YOUR OBJECTIVE
Your answer should be a single number: how many lines in the data below hold the string "nyata".

########

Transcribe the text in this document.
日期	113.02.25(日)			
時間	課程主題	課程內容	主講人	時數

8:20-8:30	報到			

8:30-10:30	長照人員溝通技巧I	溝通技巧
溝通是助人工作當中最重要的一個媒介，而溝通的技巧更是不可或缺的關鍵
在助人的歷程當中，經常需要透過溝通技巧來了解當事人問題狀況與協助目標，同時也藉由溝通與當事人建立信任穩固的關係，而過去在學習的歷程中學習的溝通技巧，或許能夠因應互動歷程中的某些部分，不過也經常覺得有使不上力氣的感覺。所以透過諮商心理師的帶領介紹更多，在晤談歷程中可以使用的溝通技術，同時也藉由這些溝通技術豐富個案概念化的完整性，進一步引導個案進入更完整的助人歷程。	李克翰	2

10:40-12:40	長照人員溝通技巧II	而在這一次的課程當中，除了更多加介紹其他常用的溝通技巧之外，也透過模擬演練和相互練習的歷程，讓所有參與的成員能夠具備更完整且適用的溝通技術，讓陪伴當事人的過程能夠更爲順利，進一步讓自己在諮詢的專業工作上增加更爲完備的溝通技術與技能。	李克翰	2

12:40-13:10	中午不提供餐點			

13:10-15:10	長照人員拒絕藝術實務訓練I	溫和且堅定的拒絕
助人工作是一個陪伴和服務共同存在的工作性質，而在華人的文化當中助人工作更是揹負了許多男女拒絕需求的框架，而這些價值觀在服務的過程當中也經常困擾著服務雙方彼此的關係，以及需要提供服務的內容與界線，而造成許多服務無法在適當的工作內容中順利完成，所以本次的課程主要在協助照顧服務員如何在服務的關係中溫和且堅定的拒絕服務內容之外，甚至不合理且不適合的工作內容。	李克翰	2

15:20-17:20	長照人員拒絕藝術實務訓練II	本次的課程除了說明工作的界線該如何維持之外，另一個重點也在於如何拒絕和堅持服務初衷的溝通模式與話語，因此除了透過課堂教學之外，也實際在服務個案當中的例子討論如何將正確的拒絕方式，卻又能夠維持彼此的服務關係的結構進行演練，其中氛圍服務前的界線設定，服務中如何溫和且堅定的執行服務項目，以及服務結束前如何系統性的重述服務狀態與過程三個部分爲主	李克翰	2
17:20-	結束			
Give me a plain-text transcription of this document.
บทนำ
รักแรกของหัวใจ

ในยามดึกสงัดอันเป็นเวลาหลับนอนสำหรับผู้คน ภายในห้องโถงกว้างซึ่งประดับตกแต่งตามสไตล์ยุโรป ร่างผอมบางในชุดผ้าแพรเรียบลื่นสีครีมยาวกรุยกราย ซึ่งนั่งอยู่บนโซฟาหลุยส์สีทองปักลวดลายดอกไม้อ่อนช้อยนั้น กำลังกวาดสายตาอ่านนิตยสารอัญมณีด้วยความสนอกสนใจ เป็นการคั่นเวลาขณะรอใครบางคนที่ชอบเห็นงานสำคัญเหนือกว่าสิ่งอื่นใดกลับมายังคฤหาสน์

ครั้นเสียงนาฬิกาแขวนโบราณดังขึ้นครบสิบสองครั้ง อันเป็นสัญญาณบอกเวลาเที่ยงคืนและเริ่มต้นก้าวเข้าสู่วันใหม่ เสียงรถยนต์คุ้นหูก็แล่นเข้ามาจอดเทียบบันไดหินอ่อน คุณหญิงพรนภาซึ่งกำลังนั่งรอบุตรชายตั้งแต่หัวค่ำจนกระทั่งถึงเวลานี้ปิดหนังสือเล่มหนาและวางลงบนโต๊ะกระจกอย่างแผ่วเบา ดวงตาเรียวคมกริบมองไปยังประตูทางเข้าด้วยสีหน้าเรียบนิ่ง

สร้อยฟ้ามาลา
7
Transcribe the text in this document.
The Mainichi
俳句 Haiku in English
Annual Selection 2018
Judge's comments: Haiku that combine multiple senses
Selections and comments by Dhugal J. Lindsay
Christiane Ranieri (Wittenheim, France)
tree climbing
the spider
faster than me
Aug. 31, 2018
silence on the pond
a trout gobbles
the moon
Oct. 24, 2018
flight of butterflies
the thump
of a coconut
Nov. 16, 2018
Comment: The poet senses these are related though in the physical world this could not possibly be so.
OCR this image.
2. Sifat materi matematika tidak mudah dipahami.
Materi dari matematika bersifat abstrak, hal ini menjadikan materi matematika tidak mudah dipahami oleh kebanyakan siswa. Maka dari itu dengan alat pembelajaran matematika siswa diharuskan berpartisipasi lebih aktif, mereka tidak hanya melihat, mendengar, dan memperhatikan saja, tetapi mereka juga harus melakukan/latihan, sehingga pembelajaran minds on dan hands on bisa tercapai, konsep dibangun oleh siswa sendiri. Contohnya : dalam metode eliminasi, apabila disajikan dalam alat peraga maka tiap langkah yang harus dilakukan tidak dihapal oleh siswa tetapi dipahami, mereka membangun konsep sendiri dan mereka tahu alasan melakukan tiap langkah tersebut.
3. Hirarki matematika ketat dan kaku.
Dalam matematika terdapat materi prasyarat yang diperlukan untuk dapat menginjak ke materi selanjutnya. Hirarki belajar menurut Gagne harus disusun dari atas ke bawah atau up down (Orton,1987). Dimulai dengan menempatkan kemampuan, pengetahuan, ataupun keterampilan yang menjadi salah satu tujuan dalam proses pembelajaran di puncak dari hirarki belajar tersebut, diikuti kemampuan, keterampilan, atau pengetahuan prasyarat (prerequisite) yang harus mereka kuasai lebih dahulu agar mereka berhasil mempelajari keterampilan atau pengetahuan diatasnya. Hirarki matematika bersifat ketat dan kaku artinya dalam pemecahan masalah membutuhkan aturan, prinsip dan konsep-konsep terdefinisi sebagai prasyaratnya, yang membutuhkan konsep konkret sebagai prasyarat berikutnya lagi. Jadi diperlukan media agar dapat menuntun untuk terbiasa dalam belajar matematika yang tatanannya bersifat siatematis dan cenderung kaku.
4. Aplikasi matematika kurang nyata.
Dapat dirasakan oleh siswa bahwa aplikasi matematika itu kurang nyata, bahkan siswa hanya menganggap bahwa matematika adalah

########

RESULT OF THIS EXERCISE
2